* DOCUMENT SEGMENT
━━━━━━━━━━━━━━━━

The state proof helps EVM proof to check all the random read-write access records are valid, through grouping them by their unique index first, and then sorting them by order of access. We call the order of access ReadWriteCounter, which counts the number of access records and also serves as an unique identifier for a record. When state proof is generated, the BusMapping is also produced and will be shared to EVM proof as a lookup table.

Random Read-Write Data

State proof maintains the read-write part of random accessible data of EVM proof.

The operations recorded in the state proof are:

  • Memory: Call's memory as a byte array
  • Stack: Call's stack as RLC-encoded word array
  • Storage: Account's storage as key-value mapping
  • CallContext: Context of a Call
  • Account: Account's state (nonce, balance, code hash)
  • TxRefund: Value to refund to the tx sender
  • TxAccessListAccount: State of the account access list
  • TxAccessListAccountStorage: State of the account storage access list
  • AccountDestructed: State of destruction of an account

Each operation uses diferent parameters for indexing. See RW Table for the complete details.

The concatenation of all table keys becomes the unique index for data. Each record will be attached with a ReadWriteCounter, and the records are constraint to be in group by their unique index first and to be sorted by their ReadWriteCounter increasingly. Given the access to previous record, each target has their own format and rules to update, for example, values in Memory should fit in 8-bit.

━━━━━━━━━━━━━━━━

* PROVIDED INFORMATION
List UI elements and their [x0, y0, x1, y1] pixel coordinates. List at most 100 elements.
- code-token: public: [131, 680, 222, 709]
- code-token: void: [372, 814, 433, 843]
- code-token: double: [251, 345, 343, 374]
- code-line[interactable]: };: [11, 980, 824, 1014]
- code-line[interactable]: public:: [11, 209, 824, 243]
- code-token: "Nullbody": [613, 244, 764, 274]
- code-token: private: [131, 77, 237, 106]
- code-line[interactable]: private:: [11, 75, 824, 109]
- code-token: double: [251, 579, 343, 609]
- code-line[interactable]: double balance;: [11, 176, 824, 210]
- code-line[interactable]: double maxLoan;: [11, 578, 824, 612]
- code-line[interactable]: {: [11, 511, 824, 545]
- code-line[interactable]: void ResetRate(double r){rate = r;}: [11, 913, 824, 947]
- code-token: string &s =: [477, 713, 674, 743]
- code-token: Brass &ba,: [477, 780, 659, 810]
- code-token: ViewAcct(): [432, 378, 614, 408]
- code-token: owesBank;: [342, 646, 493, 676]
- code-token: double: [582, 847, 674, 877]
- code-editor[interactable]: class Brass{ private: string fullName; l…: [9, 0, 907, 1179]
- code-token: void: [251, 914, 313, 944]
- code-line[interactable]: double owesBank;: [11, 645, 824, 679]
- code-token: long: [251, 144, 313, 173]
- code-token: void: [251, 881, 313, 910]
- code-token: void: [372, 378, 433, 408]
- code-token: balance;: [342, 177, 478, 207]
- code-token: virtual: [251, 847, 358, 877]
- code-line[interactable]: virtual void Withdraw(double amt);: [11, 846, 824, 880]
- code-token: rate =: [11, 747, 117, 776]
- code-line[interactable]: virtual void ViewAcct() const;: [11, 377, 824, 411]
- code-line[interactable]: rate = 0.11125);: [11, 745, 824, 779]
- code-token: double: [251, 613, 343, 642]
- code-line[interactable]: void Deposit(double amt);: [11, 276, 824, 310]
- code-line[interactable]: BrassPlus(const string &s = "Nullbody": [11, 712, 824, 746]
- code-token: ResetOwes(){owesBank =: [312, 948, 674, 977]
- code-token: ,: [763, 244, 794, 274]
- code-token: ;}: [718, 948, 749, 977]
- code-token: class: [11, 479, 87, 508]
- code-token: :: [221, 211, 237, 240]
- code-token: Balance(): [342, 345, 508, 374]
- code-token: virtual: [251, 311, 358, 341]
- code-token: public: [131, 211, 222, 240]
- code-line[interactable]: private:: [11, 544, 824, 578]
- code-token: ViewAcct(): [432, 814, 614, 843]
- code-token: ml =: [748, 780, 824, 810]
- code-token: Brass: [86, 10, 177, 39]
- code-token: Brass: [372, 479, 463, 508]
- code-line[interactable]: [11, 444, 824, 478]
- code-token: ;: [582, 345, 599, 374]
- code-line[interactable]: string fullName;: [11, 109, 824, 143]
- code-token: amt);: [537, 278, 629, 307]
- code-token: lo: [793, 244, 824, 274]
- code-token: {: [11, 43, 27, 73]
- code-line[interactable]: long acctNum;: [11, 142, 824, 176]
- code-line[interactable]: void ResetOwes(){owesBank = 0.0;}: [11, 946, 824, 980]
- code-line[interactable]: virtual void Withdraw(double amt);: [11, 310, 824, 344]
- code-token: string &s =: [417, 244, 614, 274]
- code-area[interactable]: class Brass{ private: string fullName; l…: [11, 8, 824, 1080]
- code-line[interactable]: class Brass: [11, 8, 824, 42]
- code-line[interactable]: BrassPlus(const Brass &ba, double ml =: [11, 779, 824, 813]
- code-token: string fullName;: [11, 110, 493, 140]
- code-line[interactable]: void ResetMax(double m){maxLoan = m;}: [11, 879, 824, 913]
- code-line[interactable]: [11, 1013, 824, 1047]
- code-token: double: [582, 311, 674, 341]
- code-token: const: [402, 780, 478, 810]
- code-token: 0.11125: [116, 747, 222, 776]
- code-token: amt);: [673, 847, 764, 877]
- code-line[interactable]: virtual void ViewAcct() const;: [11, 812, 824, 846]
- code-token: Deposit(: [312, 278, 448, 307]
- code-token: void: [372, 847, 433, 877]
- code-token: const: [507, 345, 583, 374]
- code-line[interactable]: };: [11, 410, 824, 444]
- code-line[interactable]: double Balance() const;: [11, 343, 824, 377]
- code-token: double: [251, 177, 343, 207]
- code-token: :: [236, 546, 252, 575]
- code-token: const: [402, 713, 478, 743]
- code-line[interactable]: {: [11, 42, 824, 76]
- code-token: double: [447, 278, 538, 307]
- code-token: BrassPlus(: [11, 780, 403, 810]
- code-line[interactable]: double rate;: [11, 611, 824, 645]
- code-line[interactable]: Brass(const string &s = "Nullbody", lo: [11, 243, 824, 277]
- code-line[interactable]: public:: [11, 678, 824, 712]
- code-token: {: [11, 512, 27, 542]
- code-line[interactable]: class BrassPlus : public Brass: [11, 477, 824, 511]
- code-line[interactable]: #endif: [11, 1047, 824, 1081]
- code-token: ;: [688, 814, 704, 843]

━━━━━━━━━━━━━━━━

* USING THE INFORMATION
1) From the passage on the state proof, list every operation whose name begins with "Tx".
2) Resume the passage on the state proof after its final sentence.

* RESULTS IN ORDER
1) TxRefund, TxAccessListAccount, TxAccessListAccountStorage

2)
Circuit Constraints

The constraints are divided into two groups:

  • Global constraints that affect all operations, like the lexicographic order of keys.
  • Particular constraints to each operation. A selector-like expression is used for every operation type to enable extra constraints that only apply to that operation.

For all the constraints that must guarantee proper ordering/transition of values we use range checks of the difference between the consecutive cells, with the help of fixed lookup tables. Since we use lookup tables to prove correct ordering, for every column that must be sorted we need to define the maximum value it can contain (which will correspond to the fixed lookup table size); this way, two consecutive cells in order will have a difference that is found in the table, and a reverse ordering will make the difference to wrap around to a very high value (due to the field arithmetic), causing the result to not be in the table.

The exact list of constraints is documented in detail as comments in the python code implementation.